RECORDS FOR THE TASK start
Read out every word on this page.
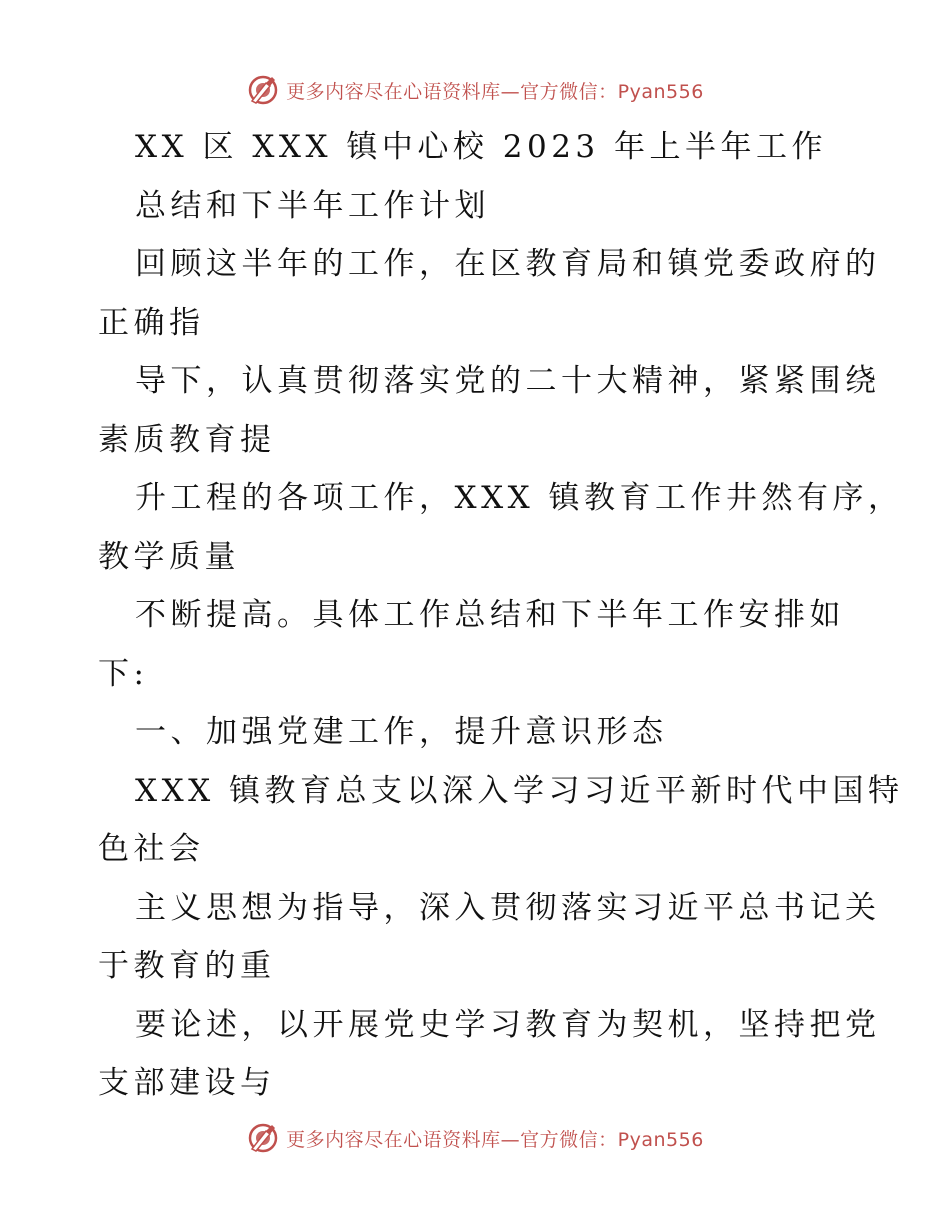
更多内容尽在心语资料库—官方微信：Pyan556
XX 区 XXX 镇中心校 2023 年上半年工作
总结和下半年工作计划
回顾这半年的工作，在区教育局和镇党委政府的
正确指
导下，认真贯彻落实党的二十大精神，紧紧围绕
素质教育提
升工程的各项工作，XXX 镇教育工作井然有序，
教学质量
不断提高。具体工作总结和下半年工作安排如
下:
一、加强党建工作，提升意识形态
XXX 镇教育总支以深入学习习近平新时代中国特
色社会
主义思想为指导，深入贯彻落实习近平总书记关
于教育的重
要论述，以开展党史学习教育为契机，坚持把党
支部建设与
更多内容尽在心语资料库—官方微信：Pyan556
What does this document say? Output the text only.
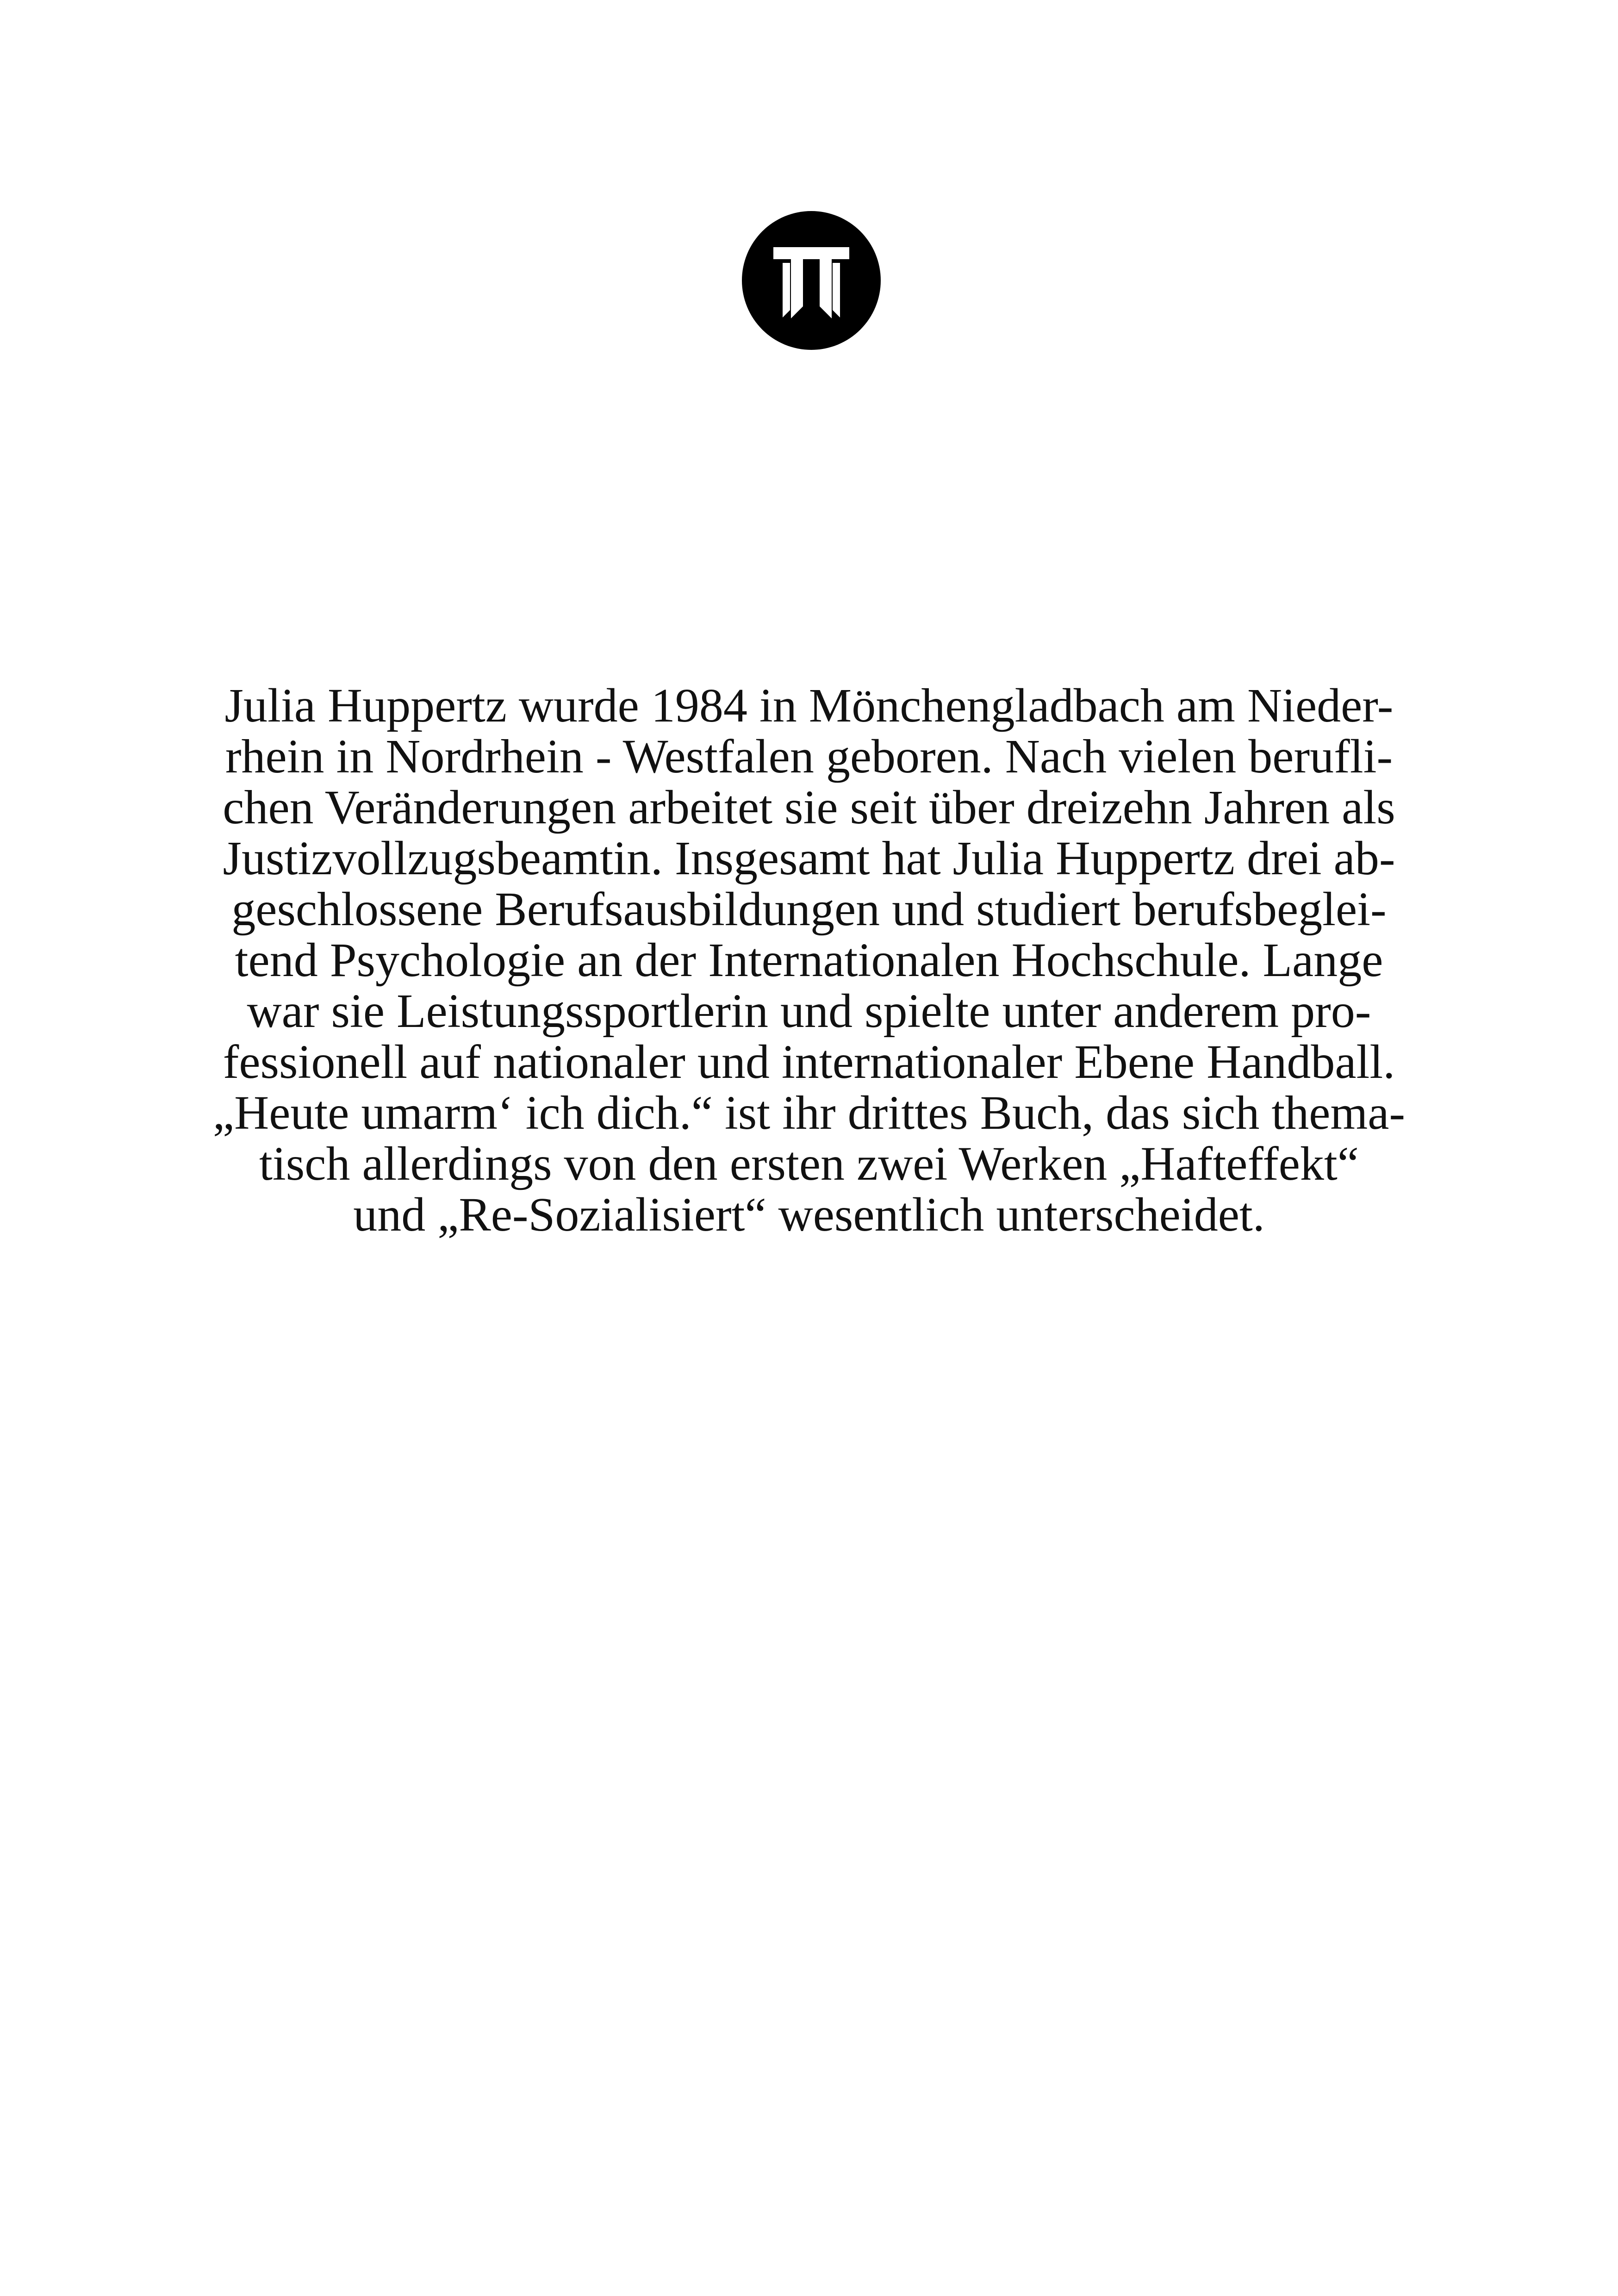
Julia Huppertz wurde 1984 in Mönchengladbach am Nieder-
rhein in Nordrhein - Westfalen geboren. Nach vielen berufli-
chen Veränderungen arbeitet sie seit über dreizehn Jahren als
Justizvollzugsbeamtin. Insgesamt hat Julia Huppertz drei ab-
geschlossene Berufsausbildungen und studiert berufsbeglei-
tend Psychologie an der Internationalen Hochschule. Lange
war sie Leistungssportlerin und spielte unter anderem pro-
fessionell auf nationaler und internationaler Ebene Handball.
„Heute umarm‘ ich dich.“ ist ihr drittes Buch, das sich thema-
tisch allerdings von den ersten zwei Werken „Hafteffekt“
und „Re-Sozialisiert“ wesentlich unterscheidet.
RECORDS FOR THE TASK end
State how many lines of the data include the word "Julia", with nothing else.

» **THE REPLY**: 2